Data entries
+ + + + + + +

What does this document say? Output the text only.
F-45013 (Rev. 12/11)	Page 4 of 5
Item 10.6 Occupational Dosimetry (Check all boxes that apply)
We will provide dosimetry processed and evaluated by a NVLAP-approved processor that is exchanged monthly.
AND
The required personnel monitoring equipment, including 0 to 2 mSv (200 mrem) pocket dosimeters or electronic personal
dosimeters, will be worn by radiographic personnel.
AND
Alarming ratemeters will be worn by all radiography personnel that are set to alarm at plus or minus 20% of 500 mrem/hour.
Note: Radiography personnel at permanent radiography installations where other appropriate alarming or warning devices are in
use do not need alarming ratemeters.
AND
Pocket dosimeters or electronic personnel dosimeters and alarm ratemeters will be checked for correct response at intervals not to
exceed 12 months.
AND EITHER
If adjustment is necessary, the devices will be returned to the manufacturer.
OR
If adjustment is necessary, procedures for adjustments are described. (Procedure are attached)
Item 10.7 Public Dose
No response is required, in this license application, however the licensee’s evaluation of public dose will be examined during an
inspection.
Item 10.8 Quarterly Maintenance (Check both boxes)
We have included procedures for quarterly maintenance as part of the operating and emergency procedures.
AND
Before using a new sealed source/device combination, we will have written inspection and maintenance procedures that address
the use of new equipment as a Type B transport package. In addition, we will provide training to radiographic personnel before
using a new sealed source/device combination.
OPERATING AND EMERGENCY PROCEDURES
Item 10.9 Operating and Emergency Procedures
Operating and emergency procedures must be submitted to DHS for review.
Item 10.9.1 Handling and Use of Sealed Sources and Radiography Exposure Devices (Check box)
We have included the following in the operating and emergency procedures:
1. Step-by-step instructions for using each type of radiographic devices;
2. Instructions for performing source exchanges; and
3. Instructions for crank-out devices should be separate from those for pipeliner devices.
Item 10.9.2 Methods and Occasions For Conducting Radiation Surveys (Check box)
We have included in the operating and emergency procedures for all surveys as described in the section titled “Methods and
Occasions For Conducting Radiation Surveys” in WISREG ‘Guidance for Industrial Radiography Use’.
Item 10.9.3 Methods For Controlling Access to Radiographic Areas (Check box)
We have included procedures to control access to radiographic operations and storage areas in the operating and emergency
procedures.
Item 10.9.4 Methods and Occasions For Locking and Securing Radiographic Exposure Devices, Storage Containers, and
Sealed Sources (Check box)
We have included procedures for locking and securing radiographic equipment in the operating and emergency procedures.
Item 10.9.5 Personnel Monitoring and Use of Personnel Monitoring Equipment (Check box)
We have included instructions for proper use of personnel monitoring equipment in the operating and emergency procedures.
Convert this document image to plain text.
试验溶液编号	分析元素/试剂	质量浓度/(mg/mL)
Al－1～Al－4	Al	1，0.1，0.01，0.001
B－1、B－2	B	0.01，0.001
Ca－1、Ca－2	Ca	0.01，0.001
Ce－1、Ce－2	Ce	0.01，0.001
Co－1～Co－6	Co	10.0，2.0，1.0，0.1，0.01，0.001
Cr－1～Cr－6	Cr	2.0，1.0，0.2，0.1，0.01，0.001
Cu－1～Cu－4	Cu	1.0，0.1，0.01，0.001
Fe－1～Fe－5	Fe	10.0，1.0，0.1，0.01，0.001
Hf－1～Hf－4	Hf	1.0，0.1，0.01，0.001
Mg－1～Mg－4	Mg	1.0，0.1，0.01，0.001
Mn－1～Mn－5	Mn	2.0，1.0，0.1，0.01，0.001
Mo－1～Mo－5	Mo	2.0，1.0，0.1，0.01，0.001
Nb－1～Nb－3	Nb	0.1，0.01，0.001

+ + + + + + +

■ EXERCISE TASK ■
Scan the data above; copy every line where "using" appears.

■ ANSWER FOR THIS EXERCISE ■
Before using a new sealed source/device combination, we will have written inspection and maintenance procedures that address
using a new sealed source/device combination.
1. Step-by-step instructions for using each type of radiographic devices;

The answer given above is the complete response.